• [Exercise brief]:
Pick the lines holding the string "each" out of the records and copy them.

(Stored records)
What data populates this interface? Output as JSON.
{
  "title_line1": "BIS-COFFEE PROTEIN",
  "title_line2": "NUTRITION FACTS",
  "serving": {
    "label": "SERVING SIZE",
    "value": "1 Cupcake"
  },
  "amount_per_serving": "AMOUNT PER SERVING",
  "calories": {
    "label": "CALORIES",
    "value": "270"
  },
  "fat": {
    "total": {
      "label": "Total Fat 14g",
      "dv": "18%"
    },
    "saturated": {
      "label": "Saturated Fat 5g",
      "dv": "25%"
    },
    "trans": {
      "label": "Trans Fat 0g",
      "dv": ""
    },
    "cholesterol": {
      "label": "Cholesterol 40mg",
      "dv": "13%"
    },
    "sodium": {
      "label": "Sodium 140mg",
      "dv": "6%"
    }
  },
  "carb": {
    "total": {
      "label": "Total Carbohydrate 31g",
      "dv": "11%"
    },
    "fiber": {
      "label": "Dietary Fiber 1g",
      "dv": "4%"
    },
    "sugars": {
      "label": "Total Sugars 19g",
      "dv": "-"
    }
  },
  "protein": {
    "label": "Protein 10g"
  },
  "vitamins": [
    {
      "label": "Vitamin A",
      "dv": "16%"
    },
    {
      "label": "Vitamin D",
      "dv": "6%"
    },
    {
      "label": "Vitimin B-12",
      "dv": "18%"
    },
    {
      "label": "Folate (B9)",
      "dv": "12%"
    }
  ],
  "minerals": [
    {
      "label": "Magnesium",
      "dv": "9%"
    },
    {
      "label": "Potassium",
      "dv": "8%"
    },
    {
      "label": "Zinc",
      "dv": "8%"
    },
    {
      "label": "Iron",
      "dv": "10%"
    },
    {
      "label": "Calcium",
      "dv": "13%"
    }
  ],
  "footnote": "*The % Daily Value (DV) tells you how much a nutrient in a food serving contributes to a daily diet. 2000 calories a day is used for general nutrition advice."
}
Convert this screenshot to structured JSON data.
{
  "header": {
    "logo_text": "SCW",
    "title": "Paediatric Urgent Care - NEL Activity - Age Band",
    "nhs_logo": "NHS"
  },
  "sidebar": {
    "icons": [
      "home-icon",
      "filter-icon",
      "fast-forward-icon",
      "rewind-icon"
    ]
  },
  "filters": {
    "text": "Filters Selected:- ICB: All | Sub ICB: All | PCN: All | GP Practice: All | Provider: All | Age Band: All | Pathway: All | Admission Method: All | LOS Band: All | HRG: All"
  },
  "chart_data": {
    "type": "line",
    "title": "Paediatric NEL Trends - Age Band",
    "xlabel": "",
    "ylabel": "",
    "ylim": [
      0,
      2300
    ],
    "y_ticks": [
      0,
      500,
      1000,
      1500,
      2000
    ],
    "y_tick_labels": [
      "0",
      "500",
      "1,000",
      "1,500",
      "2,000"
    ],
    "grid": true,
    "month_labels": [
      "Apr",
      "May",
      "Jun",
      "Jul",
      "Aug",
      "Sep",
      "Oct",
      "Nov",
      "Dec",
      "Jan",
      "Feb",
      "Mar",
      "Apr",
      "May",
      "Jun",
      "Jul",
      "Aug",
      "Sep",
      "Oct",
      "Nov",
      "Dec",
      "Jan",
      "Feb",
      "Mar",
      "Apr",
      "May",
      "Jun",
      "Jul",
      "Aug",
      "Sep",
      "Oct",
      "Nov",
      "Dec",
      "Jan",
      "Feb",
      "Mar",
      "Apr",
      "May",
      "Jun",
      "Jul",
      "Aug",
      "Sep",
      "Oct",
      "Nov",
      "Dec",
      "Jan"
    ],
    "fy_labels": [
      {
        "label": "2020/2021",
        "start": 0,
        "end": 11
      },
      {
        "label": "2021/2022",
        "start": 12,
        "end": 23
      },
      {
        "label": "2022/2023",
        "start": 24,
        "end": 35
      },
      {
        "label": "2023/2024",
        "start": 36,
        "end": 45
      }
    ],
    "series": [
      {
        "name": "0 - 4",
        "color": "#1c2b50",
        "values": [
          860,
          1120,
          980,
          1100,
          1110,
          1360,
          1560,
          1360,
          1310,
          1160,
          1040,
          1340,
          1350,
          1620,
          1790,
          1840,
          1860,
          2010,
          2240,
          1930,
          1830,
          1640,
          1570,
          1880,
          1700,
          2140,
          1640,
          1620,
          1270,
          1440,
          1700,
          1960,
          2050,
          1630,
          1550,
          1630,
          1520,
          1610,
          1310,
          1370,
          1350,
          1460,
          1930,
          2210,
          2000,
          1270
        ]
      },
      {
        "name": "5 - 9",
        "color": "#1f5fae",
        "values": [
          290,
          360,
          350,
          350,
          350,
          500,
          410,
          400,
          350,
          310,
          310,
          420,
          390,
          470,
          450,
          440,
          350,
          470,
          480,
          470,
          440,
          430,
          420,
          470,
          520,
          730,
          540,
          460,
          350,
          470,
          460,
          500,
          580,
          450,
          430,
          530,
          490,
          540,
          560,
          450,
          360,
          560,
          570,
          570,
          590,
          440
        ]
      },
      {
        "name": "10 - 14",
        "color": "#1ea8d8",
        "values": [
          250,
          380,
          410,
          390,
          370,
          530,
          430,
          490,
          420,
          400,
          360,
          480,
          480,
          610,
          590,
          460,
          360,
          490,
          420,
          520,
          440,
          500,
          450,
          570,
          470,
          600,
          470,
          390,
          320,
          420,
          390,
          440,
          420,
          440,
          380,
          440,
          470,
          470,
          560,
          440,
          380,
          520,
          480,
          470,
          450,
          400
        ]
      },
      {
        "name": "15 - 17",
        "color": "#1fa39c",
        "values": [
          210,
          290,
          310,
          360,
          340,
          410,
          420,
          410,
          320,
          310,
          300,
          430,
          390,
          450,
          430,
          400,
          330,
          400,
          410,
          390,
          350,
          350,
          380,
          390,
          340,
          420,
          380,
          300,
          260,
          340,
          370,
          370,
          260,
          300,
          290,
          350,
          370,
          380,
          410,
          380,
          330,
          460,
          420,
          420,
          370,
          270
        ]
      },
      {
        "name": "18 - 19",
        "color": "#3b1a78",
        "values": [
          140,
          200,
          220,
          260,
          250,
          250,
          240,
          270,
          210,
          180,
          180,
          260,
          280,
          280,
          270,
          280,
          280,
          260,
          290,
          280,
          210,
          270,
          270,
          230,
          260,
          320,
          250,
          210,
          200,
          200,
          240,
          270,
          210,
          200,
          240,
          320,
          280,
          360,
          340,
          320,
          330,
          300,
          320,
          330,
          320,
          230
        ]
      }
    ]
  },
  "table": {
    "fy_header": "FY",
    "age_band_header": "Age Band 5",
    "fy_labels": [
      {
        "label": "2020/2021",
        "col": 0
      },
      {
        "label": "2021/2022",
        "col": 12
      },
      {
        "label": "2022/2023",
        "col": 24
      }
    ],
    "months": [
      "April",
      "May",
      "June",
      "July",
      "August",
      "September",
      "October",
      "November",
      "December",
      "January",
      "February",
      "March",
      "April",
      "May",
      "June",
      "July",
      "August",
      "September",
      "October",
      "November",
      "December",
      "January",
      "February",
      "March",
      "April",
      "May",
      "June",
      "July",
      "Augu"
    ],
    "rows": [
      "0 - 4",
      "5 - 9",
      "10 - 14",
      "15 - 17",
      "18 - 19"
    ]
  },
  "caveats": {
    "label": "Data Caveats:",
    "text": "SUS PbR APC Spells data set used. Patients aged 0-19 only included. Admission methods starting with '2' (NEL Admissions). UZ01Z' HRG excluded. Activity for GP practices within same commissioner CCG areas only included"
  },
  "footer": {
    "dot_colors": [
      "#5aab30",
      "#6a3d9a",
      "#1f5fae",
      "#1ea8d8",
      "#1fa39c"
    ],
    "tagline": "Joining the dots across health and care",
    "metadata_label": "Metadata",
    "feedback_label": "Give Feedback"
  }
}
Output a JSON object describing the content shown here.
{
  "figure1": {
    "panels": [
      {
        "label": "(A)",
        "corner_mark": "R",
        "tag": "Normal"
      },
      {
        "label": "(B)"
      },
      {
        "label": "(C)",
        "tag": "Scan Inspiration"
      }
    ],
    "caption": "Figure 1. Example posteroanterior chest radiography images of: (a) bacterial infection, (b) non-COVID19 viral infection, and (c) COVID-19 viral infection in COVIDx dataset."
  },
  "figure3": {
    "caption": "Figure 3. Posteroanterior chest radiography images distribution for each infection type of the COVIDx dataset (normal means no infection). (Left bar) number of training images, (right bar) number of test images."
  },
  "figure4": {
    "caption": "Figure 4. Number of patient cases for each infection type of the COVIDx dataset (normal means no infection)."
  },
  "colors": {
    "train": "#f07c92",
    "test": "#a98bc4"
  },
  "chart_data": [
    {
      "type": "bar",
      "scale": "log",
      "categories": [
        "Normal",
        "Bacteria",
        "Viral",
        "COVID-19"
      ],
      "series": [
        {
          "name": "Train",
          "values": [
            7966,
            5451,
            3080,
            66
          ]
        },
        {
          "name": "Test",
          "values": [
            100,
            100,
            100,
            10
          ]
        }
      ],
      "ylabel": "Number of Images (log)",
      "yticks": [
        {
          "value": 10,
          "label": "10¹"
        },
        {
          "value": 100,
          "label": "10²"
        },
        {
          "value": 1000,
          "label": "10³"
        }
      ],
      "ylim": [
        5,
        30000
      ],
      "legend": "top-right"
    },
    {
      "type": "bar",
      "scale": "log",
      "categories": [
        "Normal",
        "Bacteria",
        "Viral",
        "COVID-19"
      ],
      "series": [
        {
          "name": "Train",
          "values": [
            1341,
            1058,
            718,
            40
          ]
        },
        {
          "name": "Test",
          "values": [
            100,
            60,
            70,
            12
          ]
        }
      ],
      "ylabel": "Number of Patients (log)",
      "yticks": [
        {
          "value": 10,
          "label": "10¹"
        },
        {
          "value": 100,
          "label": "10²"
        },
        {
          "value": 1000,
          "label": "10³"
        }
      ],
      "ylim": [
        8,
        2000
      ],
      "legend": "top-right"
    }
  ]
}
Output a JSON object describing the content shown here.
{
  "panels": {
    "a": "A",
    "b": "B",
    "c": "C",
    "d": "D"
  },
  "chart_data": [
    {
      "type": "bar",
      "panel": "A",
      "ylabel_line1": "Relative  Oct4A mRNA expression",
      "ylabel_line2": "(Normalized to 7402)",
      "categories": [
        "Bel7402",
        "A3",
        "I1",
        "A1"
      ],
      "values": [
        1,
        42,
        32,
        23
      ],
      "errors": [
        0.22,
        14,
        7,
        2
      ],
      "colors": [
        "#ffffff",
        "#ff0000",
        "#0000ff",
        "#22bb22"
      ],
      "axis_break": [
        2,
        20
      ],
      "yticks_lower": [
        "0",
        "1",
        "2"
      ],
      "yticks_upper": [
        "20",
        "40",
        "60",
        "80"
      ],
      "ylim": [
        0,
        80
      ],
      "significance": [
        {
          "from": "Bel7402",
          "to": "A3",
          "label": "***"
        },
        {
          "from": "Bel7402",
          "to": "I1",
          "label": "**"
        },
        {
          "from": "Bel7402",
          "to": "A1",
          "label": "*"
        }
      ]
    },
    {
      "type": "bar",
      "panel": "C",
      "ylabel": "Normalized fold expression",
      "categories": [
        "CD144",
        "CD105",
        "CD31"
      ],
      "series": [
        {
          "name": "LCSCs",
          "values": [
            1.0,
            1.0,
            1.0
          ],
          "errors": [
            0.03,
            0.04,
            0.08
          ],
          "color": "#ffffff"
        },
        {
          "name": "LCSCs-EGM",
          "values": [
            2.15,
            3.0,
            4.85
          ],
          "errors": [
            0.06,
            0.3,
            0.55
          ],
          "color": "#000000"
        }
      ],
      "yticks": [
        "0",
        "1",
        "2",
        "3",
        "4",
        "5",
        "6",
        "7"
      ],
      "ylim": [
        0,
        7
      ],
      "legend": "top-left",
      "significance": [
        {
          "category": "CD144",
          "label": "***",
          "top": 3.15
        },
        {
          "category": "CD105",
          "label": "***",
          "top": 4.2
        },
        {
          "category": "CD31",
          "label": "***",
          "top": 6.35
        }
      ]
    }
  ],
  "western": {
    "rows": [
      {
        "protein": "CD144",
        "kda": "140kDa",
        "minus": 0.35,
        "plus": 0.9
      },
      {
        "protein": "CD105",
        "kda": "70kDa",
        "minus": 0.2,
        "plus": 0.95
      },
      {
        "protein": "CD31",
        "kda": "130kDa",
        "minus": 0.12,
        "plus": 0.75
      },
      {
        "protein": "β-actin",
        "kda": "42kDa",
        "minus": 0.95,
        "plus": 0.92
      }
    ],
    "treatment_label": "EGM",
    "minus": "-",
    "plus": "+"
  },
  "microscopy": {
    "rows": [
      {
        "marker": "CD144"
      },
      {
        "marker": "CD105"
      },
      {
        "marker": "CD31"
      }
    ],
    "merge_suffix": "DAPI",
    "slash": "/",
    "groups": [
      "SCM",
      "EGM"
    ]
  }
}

• [Exercise solution]:
    "caption": "Figure 3. Posteroanterior chest radiography images distribution for each infection type of the COVIDx dataset (normal means no infection). (Left bar) number of training images, (right bar) number of test images."
    "caption": "Figure 4. Number of patient cases for each infection type of the COVIDx dataset (normal means no infection)."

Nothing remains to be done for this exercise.